- [PROMPT]: Each line that holds the word "System" counts once; report the total and nothing else.

Lines of data
--------
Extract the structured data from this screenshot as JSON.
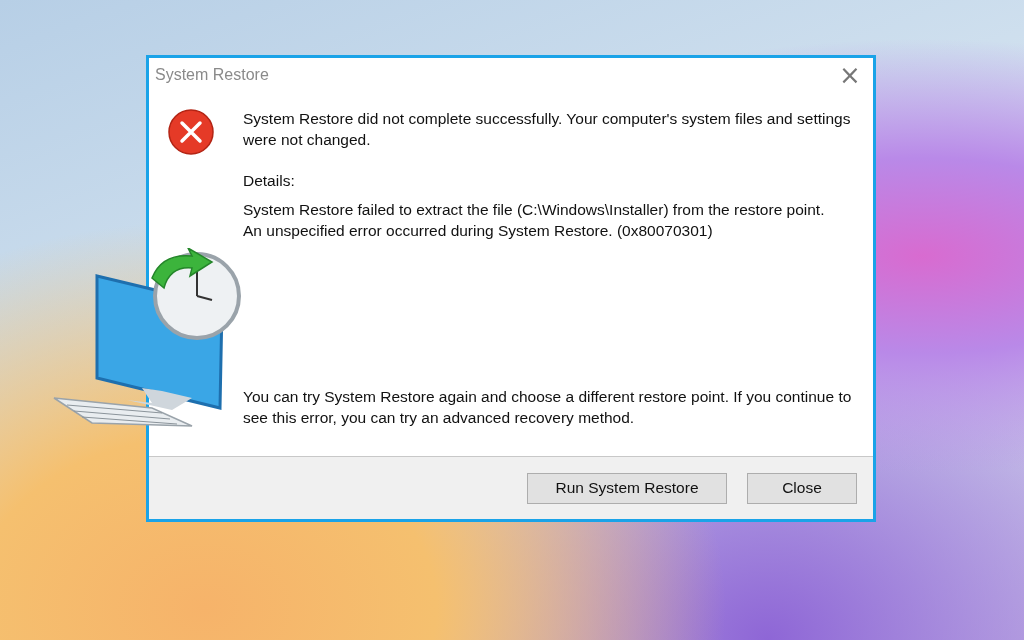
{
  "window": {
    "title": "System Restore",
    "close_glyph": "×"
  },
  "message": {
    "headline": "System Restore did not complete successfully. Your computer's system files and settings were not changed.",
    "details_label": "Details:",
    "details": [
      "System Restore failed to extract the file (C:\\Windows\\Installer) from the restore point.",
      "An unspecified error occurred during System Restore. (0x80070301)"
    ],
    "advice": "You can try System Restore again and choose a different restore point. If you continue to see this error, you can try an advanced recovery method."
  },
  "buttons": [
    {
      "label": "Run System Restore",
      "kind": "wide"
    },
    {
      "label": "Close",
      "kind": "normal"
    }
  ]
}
--------
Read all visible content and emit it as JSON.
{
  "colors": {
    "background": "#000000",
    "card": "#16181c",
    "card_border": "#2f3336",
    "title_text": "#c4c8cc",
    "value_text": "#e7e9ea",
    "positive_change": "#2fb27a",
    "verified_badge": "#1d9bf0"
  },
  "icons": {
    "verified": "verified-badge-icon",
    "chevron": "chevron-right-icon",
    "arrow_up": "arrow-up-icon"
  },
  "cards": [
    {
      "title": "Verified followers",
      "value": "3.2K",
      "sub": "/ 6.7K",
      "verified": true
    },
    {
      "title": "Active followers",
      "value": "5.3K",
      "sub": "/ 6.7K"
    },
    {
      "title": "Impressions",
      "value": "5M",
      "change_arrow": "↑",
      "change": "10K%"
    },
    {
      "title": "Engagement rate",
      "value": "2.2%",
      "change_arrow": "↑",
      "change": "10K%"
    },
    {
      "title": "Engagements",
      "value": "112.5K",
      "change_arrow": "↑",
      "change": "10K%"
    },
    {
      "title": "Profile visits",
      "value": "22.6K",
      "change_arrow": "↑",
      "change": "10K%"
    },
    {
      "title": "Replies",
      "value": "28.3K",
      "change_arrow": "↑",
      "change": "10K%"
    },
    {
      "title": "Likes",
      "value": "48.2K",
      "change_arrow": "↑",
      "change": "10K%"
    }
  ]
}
--------
- [OUTPUT]: 6